[Goal] Gather every line below where "NaCl" appears.

[Material provided]
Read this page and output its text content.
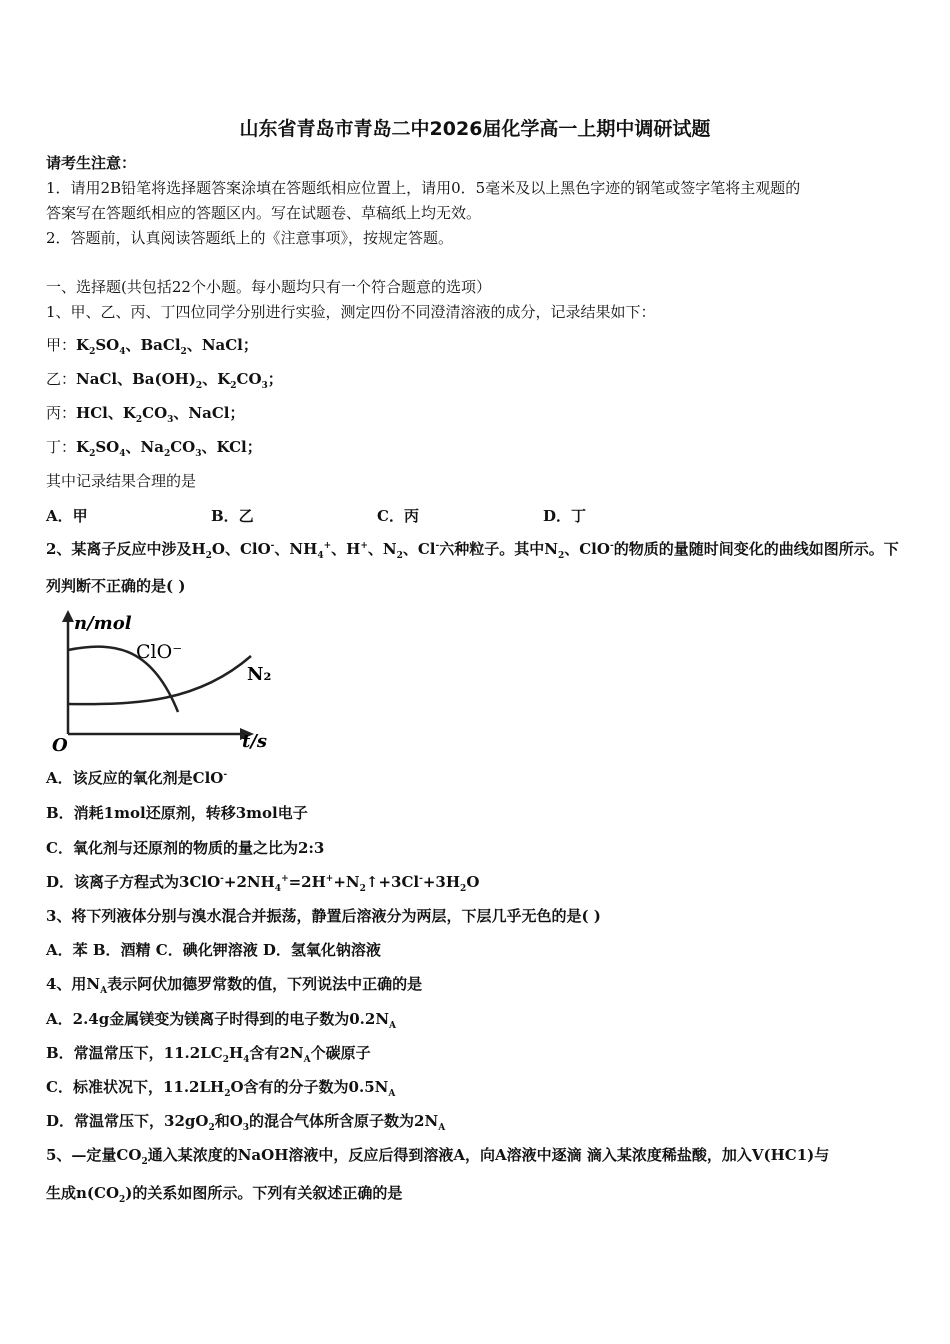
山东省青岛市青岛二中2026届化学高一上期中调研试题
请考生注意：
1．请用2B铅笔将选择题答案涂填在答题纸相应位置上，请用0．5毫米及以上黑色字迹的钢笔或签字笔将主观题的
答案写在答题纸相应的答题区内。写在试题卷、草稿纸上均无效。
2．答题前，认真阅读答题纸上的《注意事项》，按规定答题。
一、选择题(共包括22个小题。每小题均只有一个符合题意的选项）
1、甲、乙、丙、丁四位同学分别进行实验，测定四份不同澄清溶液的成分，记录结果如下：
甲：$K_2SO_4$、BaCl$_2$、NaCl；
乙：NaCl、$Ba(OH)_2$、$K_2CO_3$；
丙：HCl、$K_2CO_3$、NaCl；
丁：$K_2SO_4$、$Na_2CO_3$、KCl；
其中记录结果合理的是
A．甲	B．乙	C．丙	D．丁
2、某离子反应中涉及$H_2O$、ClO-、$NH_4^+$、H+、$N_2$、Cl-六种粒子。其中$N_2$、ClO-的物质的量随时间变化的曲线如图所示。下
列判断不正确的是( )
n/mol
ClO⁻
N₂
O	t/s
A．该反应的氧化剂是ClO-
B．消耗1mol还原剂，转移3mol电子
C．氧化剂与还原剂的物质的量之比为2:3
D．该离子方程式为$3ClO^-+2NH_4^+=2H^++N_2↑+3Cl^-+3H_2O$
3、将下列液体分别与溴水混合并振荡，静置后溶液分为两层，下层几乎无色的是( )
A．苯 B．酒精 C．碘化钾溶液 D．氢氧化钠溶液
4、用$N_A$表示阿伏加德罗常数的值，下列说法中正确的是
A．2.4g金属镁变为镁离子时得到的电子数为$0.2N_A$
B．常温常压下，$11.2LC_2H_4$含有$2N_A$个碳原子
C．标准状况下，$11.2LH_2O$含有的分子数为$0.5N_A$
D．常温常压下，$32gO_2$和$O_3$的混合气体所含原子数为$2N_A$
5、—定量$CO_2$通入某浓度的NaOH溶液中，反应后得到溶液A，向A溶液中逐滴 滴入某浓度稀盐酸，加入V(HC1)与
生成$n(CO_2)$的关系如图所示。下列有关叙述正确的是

[Response]
甲：$K_2SO_4$、BaCl$_2$、NaCl；
乙：NaCl、$Ba(OH)_2$、$K_2CO_3$；
丙：HCl、$K_2CO_3$、NaCl；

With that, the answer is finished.